* [EXERCISE PROMPT]: The records that follow are to be repeated exactly, with the pictures removed.

* [RECORD EXCERPTS]:
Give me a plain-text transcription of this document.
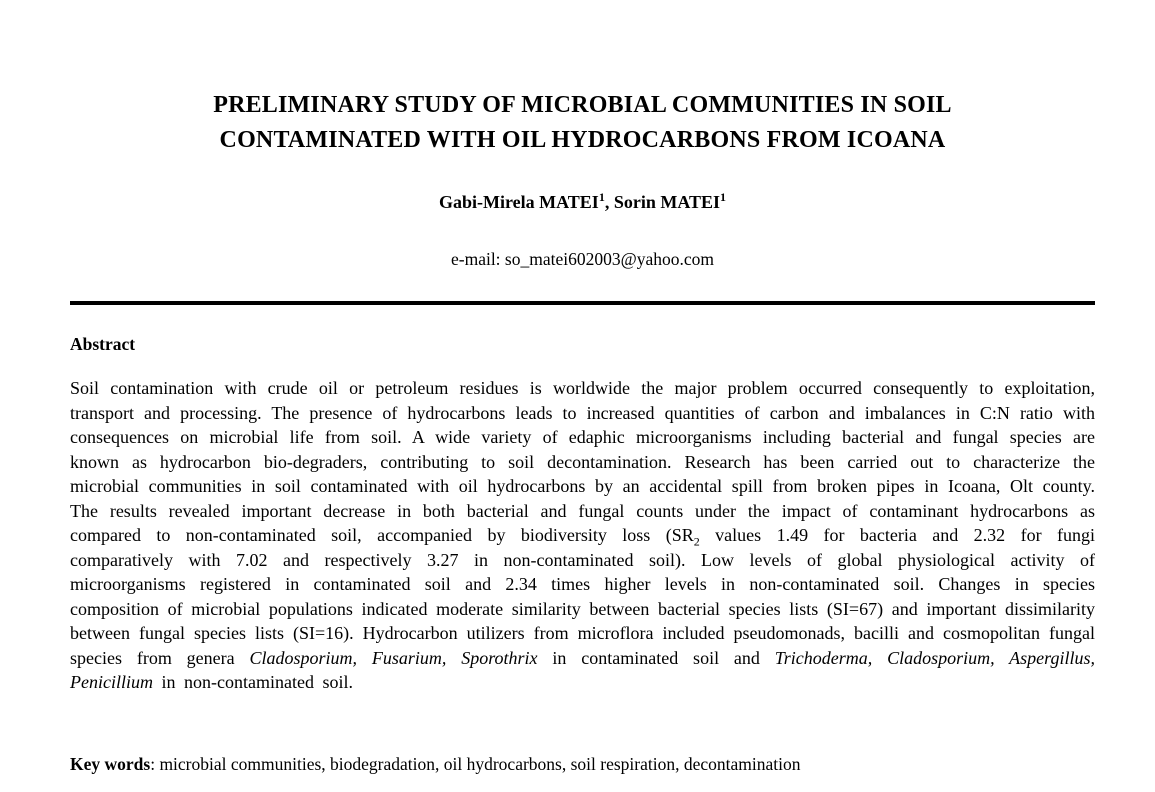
PRELIMINARY STUDY OF MICROBIAL COMMUNITIES IN SOIL
CONTAMINATED WITH OIL HYDROCARBONS FROM ICOANA
Gabi-Mirela MATEI$^1$, Sorin MATEI$^1$
e-mail: so_matei602003@yahoo.com
Abstract

Soil contamination with crude oil or petroleum residues is worldwide the major problem occurred consequently to exploitation, transport and processing. The presence of hydrocarbons leads to increased quantities of carbon and imbalances in C:N ratio with consequences on microbial life from soil. A wide variety of edaphic microorganisms including bacterial and fungal species are known as hydrocarbon bio-degraders, contributing to soil decontamination. Research has been carried out to characterize the microbial communities in soil contaminated with oil hydrocarbons by an accidental spill from broken pipes in Icoana, Olt county. The results revealed important decrease in both bacterial and fungal counts under the impact of contaminant hydrocarbons as compared to non-contaminated soil, accompanied by biodiversity loss ($SR_2$ values 1.49 for bacteria and 2.32 for fungi comparatively with 7.02 and respectively 3.27 in non-contaminated soil). Low levels of global physiological activity of microorganisms registered in contaminated soil and 2.34 times higher levels in non-contaminated soil. Changes in species composition of microbial populations indicated moderate similarity between bacterial species lists (SI=67) and important dissimilarity between fungal species lists (SI=16). Hydrocarbon utilizers from microflora included pseudomonads, bacilli and cosmopolitan fungal species from genera Cladosporium, Fusarium, Sporothrix in contaminated soil and Trichoderma, Cladosporium, Aspergillus, Penicillium in non-contaminated soil.

Key words: microbial communities, biodegradation, oil hydrocarbons, soil respiration, decontamination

* [EXERCISE RESULT]:
Give me a plain-text transcription of this document.
PRELIMINARY STUDY OF MICROBIAL COMMUNITIES IN SOIL
CONTAMINATED WITH OIL HYDROCARBONS FROM ICOANA
Gabi-Mirela MATEI$^1$, Sorin MATEI$^1$
e-mail: so_matei602003@yahoo.com
Abstract

Soil contamination with crude oil or petroleum residues is worldwide the major problem occurred consequently to exploitation, transport and processing. The presence of hydrocarbons leads to increased quantities of carbon and imbalances in C:N ratio with consequences on microbial life from soil. A wide variety of edaphic microorganisms including bacterial and fungal species are known as hydrocarbon bio-degraders, contributing to soil decontamination. Research has been carried out to characterize the microbial communities in soil contaminated with oil hydrocarbons by an accidental spill from broken pipes in Icoana, Olt county. The results revealed important decrease in both bacterial and fungal counts under the impact of contaminant hydrocarbons as compared to non-contaminated soil, accompanied by biodiversity loss ($SR_2$ values 1.49 for bacteria and 2.32 for fungi comparatively with 7.02 and respectively 3.27 in non-contaminated soil). Low levels of global physiological activity of microorganisms registered in contaminated soil and 2.34 times higher levels in non-contaminated soil. Changes in species composition of microbial populations indicated moderate similarity between bacterial species lists (SI=67) and important dissimilarity between fungal species lists (SI=16). Hydrocarbon utilizers from microflora included pseudomonads, bacilli and cosmopolitan fungal species from genera Cladosporium, Fusarium, Sporothrix in contaminated soil and Trichoderma, Cladosporium, Aspergillus, Penicillium in non-contaminated soil.

Key words: microbial communities, biodegradation, oil hydrocarbons, soil respiration, decontamination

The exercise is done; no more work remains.